> Data records:

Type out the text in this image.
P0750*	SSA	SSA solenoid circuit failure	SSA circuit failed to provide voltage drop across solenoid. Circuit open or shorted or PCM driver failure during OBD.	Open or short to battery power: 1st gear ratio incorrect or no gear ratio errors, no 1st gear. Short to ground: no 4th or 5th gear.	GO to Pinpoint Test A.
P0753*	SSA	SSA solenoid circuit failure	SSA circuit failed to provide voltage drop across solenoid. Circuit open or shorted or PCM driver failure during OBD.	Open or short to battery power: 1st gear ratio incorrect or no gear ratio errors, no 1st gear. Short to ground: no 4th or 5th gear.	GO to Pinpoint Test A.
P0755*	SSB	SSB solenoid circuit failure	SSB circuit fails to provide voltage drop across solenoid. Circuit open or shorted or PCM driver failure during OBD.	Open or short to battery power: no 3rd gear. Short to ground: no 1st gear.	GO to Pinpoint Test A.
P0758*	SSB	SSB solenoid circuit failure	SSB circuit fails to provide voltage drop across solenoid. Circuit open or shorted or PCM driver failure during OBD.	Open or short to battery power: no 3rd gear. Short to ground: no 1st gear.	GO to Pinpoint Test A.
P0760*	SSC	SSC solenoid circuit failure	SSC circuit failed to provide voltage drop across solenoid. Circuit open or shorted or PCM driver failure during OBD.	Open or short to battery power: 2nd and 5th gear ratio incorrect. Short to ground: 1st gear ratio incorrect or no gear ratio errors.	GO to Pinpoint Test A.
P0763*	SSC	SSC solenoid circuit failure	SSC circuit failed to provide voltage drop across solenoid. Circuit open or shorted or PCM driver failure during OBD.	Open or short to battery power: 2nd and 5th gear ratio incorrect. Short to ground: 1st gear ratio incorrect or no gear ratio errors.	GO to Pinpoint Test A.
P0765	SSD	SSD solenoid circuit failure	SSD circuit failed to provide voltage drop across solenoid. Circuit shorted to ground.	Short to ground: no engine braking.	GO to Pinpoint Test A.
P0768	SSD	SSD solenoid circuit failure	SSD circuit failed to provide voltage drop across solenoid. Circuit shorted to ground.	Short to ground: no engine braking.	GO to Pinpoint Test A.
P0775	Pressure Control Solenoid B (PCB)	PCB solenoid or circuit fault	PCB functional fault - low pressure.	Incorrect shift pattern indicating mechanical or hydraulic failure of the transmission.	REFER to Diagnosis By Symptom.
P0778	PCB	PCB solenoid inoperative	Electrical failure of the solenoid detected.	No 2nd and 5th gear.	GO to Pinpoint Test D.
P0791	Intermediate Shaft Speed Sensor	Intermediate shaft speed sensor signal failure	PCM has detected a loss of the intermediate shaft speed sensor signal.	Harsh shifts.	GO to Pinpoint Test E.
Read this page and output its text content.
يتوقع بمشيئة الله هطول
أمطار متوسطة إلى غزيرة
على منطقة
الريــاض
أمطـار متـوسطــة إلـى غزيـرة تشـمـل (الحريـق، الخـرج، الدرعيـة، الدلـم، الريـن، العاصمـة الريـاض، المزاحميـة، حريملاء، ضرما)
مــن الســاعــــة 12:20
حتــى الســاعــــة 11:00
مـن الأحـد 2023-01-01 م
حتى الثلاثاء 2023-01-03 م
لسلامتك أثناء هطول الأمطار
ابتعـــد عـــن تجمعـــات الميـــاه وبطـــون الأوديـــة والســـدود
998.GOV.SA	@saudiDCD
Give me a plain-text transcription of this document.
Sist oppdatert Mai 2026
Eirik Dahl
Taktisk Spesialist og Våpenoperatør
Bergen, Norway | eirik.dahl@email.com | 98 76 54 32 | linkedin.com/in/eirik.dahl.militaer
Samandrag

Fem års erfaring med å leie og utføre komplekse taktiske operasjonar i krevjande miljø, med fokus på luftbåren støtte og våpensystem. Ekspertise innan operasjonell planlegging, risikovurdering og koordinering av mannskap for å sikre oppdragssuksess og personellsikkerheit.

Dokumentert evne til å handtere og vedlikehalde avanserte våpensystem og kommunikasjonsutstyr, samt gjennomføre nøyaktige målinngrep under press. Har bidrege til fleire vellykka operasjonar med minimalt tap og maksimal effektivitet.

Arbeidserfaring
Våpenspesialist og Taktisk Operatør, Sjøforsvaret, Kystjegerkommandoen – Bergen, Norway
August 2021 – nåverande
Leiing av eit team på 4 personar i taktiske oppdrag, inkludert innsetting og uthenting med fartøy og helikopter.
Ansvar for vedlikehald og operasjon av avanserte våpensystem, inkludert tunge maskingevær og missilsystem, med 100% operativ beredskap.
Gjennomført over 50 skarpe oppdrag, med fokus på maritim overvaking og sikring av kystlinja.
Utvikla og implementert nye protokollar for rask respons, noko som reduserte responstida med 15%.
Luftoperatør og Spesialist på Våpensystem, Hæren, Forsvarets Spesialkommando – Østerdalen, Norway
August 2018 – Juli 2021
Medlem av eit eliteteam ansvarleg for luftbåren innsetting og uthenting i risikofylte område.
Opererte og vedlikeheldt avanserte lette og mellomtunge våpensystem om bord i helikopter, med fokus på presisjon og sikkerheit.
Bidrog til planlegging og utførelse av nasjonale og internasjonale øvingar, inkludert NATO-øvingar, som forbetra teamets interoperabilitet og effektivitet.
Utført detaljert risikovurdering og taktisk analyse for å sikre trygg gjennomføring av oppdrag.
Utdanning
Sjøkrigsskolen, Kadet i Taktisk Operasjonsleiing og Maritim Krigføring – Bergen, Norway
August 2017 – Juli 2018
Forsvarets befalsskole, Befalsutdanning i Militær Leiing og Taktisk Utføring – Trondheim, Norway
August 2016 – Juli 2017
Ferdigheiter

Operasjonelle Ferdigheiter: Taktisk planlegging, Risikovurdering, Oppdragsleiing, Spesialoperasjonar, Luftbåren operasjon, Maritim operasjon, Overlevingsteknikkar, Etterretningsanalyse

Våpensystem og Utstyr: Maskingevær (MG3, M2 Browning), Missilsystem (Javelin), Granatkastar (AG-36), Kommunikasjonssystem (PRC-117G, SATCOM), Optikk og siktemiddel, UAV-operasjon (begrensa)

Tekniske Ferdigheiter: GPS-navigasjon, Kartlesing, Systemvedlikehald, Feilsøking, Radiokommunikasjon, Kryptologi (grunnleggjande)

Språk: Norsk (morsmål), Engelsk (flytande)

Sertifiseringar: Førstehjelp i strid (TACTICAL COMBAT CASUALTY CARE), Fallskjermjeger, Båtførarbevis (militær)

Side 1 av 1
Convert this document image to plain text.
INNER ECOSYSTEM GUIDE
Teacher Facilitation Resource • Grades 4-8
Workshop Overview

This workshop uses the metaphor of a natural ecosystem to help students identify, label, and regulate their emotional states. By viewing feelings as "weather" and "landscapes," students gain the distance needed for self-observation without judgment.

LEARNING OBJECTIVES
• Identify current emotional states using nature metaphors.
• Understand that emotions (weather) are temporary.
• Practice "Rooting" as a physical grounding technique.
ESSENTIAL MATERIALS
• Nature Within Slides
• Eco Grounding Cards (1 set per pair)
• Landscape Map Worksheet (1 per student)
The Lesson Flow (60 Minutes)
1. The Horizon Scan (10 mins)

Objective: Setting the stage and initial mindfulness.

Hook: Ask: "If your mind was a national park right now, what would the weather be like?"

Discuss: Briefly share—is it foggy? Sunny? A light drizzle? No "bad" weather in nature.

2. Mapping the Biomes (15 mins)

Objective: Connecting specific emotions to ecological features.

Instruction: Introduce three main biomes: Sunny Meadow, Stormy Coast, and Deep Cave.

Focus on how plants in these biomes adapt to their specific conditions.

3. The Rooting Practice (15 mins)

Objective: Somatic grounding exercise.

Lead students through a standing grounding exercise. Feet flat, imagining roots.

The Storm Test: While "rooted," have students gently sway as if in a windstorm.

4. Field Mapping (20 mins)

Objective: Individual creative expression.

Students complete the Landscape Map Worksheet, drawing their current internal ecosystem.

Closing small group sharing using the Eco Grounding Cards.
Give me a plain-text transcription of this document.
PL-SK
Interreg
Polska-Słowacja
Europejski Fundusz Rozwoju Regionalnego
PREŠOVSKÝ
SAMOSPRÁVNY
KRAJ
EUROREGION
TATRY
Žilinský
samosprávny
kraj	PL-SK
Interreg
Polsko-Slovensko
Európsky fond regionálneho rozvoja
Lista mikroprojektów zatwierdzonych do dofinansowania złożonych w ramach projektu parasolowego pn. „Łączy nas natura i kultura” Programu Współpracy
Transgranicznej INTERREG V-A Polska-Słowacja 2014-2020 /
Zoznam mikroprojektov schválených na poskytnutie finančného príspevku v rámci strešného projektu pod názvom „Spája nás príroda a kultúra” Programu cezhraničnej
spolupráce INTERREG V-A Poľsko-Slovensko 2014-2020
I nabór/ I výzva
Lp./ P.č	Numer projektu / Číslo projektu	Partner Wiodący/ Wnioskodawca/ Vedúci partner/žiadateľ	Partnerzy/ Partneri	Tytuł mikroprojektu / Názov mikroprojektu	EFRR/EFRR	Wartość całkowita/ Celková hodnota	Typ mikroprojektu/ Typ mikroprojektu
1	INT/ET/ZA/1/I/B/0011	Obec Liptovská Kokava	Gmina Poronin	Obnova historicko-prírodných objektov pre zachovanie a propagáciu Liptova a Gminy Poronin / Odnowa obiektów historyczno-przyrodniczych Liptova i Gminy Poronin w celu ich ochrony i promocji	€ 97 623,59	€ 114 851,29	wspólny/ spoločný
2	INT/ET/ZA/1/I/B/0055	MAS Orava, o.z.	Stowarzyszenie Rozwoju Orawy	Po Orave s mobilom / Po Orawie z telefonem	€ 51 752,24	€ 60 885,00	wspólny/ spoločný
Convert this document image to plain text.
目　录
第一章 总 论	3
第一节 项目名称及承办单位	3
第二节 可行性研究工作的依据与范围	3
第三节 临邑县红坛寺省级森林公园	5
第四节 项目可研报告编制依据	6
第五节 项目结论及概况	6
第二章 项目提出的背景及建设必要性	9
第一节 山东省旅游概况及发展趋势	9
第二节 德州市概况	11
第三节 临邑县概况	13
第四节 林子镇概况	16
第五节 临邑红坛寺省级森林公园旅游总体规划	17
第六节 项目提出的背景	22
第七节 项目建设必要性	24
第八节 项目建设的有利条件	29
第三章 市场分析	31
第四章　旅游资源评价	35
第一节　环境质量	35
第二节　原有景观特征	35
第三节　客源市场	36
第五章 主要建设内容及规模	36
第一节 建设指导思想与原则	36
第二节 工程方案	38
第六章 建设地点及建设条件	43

> GIVEN INSTRUCTION:
Select every line in the material above where the string "Rooting" occurs, and copy it.

> RESULT OF THE TASK:
• Practice "Rooting" as a physical grounding technique.
3. The Rooting Practice (15 mins)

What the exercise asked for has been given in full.